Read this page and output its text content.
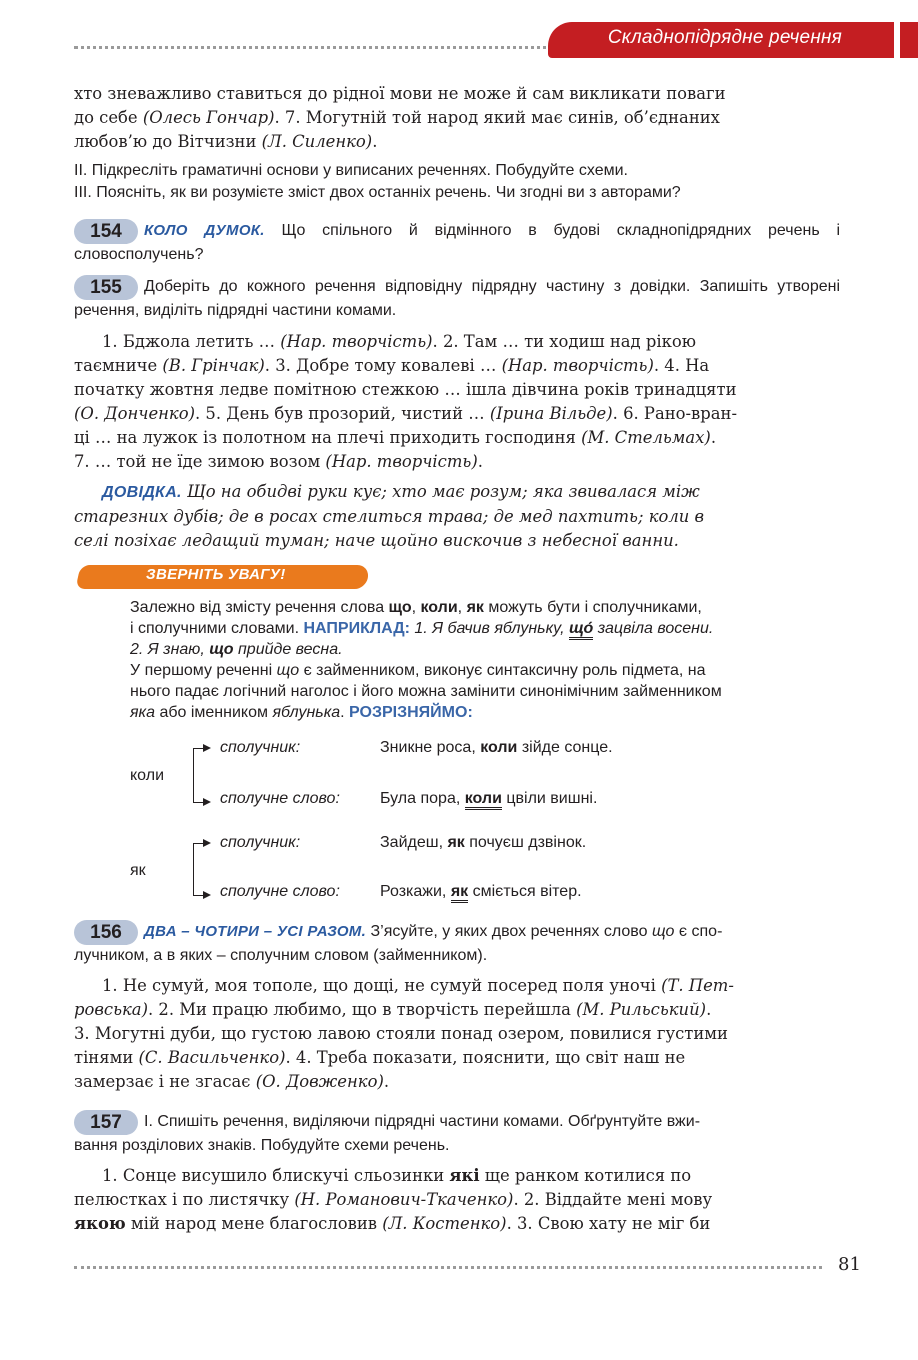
Складнопідрядне речення

хто зневажливо ставиться до рідної мови не може й сам викликати поваги

до себе (Олесь Гончар). 7. Могутній той народ який має синів, об’єднаних

любов’ю до Вітчизни (Л. Силенко).

II. Підкресліть граматичні основи у виписаних реченнях. Побудуйте схеми.

III. Поясніть, як ви розумієте зміст двох останніх речень. Чи згодні ви з авторами?

154 КОЛО ДУМОК. Що спільного й відмінного в будові складнопідрядних речень і словосполучень?

155 Доберіть до кожного речення відповідну підрядну частину з довідки. Запишіть утворені речення, виділіть підрядні частини комами.

1. Бджола летить … (Нар. творчість). 2. Там … ти ходиш над рікою

таємниче (В. Грінчак). 3. Добре тому ковалеві … (Нар. творчість). 4. На

початку жовтня ледве помітною стежкою … ішла дівчина років тринадцяти

(О. Донченко). 5. День був прозорий, чистий … (Ірина Вільде). 6. Рано-вран-

ці … на лужок із полотном на плечі приходить господиня (М. Стельмах).

7. … той не їде зимою возом (Нар. творчість).

ДОВІДКА. Що на обидві руки кує; хто має розум; яка звивалася між

старезних дубів; де в росах стелиться трава; де мед пахтить; коли в

селі позіхає ледащий туман; наче щойно вискочив з небесної ванни.

ЗВЕРНІТЬ УВАГУ!

Залежно від змісту речення слова що, коли, як можуть бути і сполучниками,

і сполучними словами. НАПРИКЛАД: 1. Я бачив яблуньку, що́ зацвіла восени.

2. Я знаю, що прийде весна.

У першому реченні що є займенником, виконує синтаксичну роль підмета, на

нього падає логічний наголос і його можна замінити синонімічним займенником

яка або іменником яблунька. РОЗРІЗНЯЙМО:

коли
сполучник:	Зникне роса, коли зійде сонце.
сполучне слово:	Була пора, коли цвіли вишні.
як
сполучник:	Зайдеш, як почуєш дзвінок.
сполучне слово:	Розкажи, як сміється вітер.

156 ДВА – ЧОТИРИ – УСІ РАЗОМ. З’ясуйте, у яких двох реченнях слово що є спо-

лучником, а в яких – сполучним словом (займенником).

1. Не сумуй, моя тополе, що дощі, не сумуй посеред поля уночі (Т. Пет-

ровська). 2. Ми працю любимо, що в творчість перейшла (М. Рильський).

3. Могутні дуби, що густою лавою стояли понад озером, повилися густими

тінями (С. Васильченко). 4. Треба показати, пояснити, що світ наш не

замерзає і не згасає (О. Довженко).

157 I. Спишіть речення, виділяючи підрядні частини комами. Обґрунтуйте вжи-

вання розділових знаків. Побудуйте схеми речень.

1. Сонце висушило блискучі сльозинки які ще ранком котилися по

пелюстках і по листячку (Н. Романович-Ткаченко). 2. Віддайте мені мову

якою мій народ мене благословив (Л. Костенко). 3. Свою хату не міг би

81
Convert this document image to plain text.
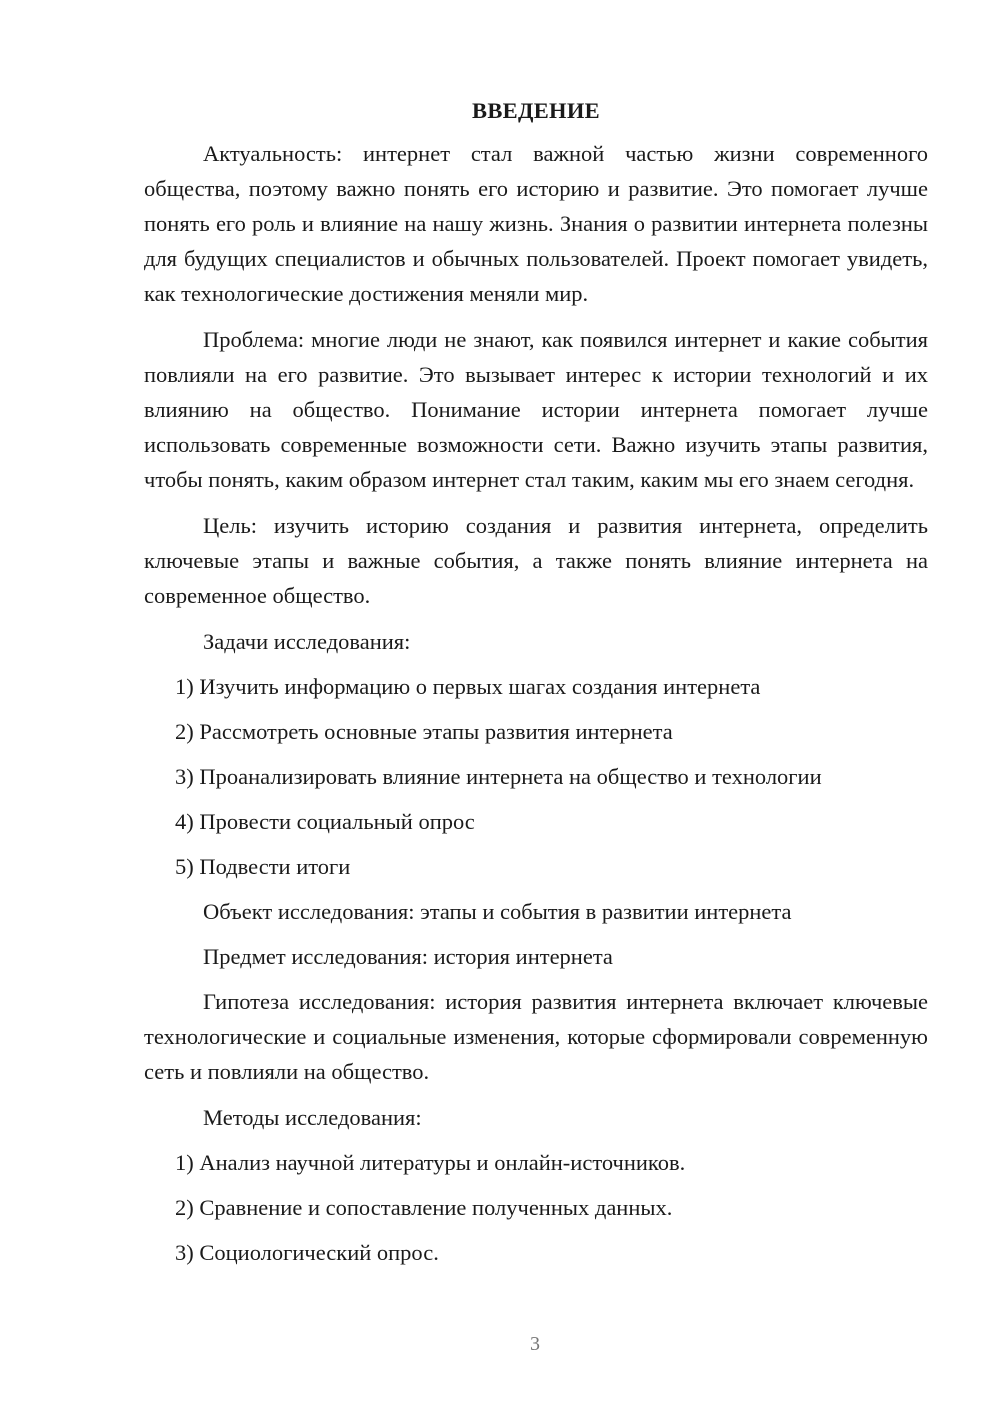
ВВЕДЕНИЕ

Актуальность: интернет стал важной частью жизни современного общества, поэтому важно понять его историю и развитие. Это помогает лучше понять его роль и влияние на нашу жизнь. Знания о развитии интернета полезны для будущих специалистов и обычных пользователей. Проект помогает увидеть, как технологические достижения меняли мир.

Проблема: многие люди не знают, как появился интернет и какие события повлияли на его развитие. Это вызывает интерес к истории технологий и их влиянию на общество. Понимание истории интернета помогает лучше использовать современные возможности сети. Важно изучить этапы развития, чтобы понять, каким образом интернет стал таким, каким мы его знаем сегодня.

Цель: изучить историю создания и развития интернета, определить ключевые этапы и важные события, а также понять влияние интернета на современное общество.

Задачи исследования:
1) Изучить информацию о первых шагах создания интернета
2) Рассмотреть основные этапы развития интернета
3) Проанализировать влияние интернета на общество и технологии
4) Провести социальный опрос
5) Подвести итоги
Объект исследования: этапы и события в развитии интернета
Предмет исследования: история интернета

Гипотеза исследования: история развития интернета включает ключевые технологические и социальные изменения, которые сформировали современную сеть и повлияли на общество.

Методы исследования:
1) Анализ научной литературы и онлайн-источников.
2) Сравнение и сопоставление полученных данных.
3) Социологический опрос.
3
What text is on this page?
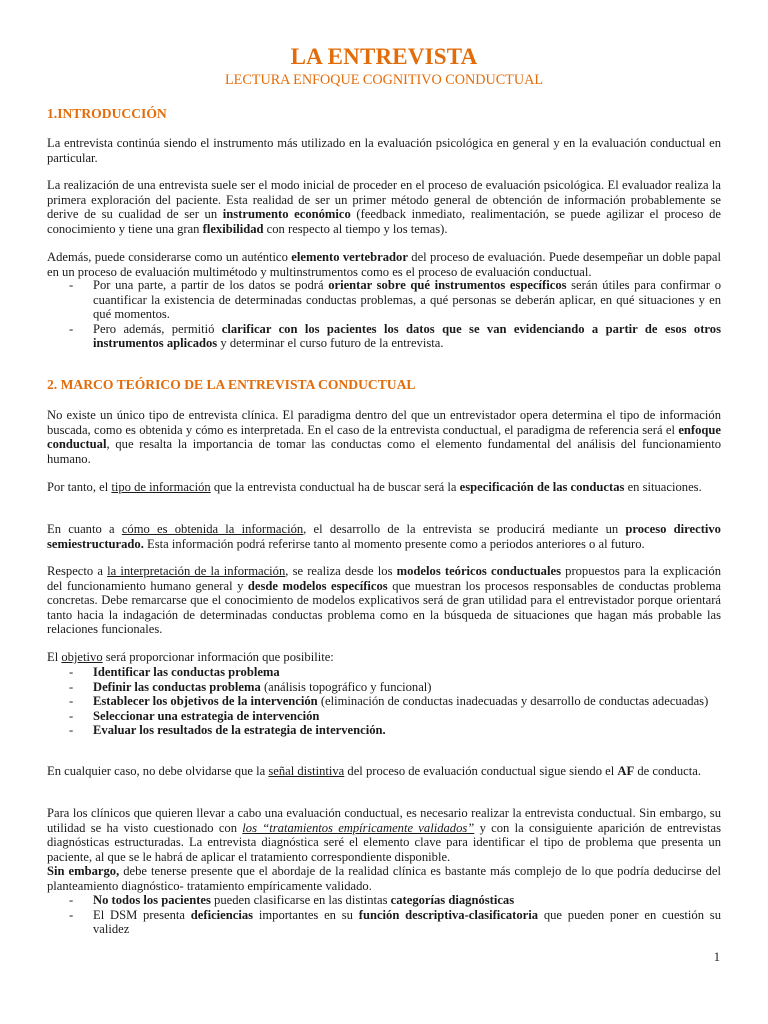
LA ENTREVISTA
LECTURA ENFOQUE COGNITIVO CONDUCTUAL
1.INTRODUCCIÓN

La entrevista continúa siendo el instrumento más utilizado en la evaluación psicológica en general y en la evaluación conductual en particular.

La realización de una entrevista suele ser el modo inicial de proceder en el proceso de evaluación psicológica. El evaluador realiza la primera exploración del paciente. Esta realidad de ser un primer método general de obtención de información probablemente se derive de su cualidad de ser un instrumento económico (feedback inmediato, realimentación, se puede agilizar el proceso de conocimiento y tiene una gran flexibilidad con respecto al tiempo y los temas).

Además, puede considerarse como un auténtico elemento vertebrador del proceso de evaluación. Puede desempeñar un doble papal en un proceso de evaluación multimétodo y multinstrumentos como es el proceso de evaluación conductual.

- Por una parte, a partir de los datos se podrá orientar sobre qué instrumentos específicos serán útiles para confirmar o cuantificar la existencia de determinadas conductas problemas, a qué personas se deberán aplicar, en qué situaciones y en qué momentos.
- Pero además, permitió clarificar con los pacientes los datos que se van evidenciando a partir de esos otros instrumentos aplicados y determinar el curso futuro de la entrevista.
2. MARCO TEÓRICO DE LA ENTREVISTA CONDUCTUAL

No existe un único tipo de entrevista clínica. El paradigma dentro del que un entrevistador opera determina el tipo de información buscada, como es obtenida y cómo es interpretada. En el caso de la entrevista conductual, el paradigma de referencia será el enfoque conductual, que resalta la importancia de tomar las conductas como el elemento fundamental del análisis del funcionamiento humano.

Por tanto, el tipo de información que la entrevista conductual ha de buscar será la especificación de las conductas en situaciones.

En cuanto a cómo es obtenida la información, el desarrollo de la entrevista se producirá mediante un proceso directivo semiestructurado. Esta información podrá referirse tanto al momento presente como a periodos anteriores o al futuro.

Respecto a la interpretación de la información, se realiza desde los modelos teóricos conductuales propuestos para la explicación del funcionamiento humano general y desde modelos específicos que muestran los procesos responsables de conductas problema concretas. Debe remarcarse que el conocimiento de modelos explicativos será de gran utilidad para el entrevistador porque orientará tanto hacia la indagación de determinadas conductas problema como en la búsqueda de situaciones que hagan más probable las relaciones funcionales.

El objetivo será proporcionar información que posibilite:

- Identificar las conductas problema
- Definir las conductas problema (análisis topográfico y funcional)
- Establecer los objetivos de la intervención (eliminación de conductas inadecuadas y desarrollo de conductas adecuadas)
- Seleccionar una estrategia de intervención
- Evaluar los resultados de la estrategia de intervención.

En cualquier caso, no debe olvidarse que la señal distintiva del proceso de evaluación conductual sigue siendo el AF de conducta.

Para los clínicos que quieren llevar a cabo una evaluación conductual, es necesario realizar la entrevista conductual. Sin embargo, su utilidad se ha visto cuestionado con los “tratamientos empíricamente validados” y con la consiguiente aparición de entrevistas diagnósticas estructuradas. La entrevista diagnóstica seré el elemento clave para identificar el tipo de problema que presenta un paciente, al que se le habrá de aplicar el tratamiento correspondiente disponible.

Sin embargo, debe tenerse presente que el abordaje de la realidad clínica es bastante más complejo de lo que podría deducirse del planteamiento diagnóstico- tratamiento empíricamente validado.

- No todos los pacientes pueden clasificarse en las distintas categorías diagnósticas
- El DSM presenta deficiencias importantes en su función descriptiva-clasificatoria que pueden poner en cuestión su validez
1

==================================================

* _WHAT YOU WILL DO_
Using the material above, report each line where "siendo" occurs.

* _FINISHED EXERCISE_
La entrevista continúa siendo el instrumento más utilizado en la evaluación psicológica en general y en la evaluación conductual en particular.
En cualquier caso, no debe olvidarse que la señal distintiva del proceso de evaluación conductual sigue siendo el AF de conducta.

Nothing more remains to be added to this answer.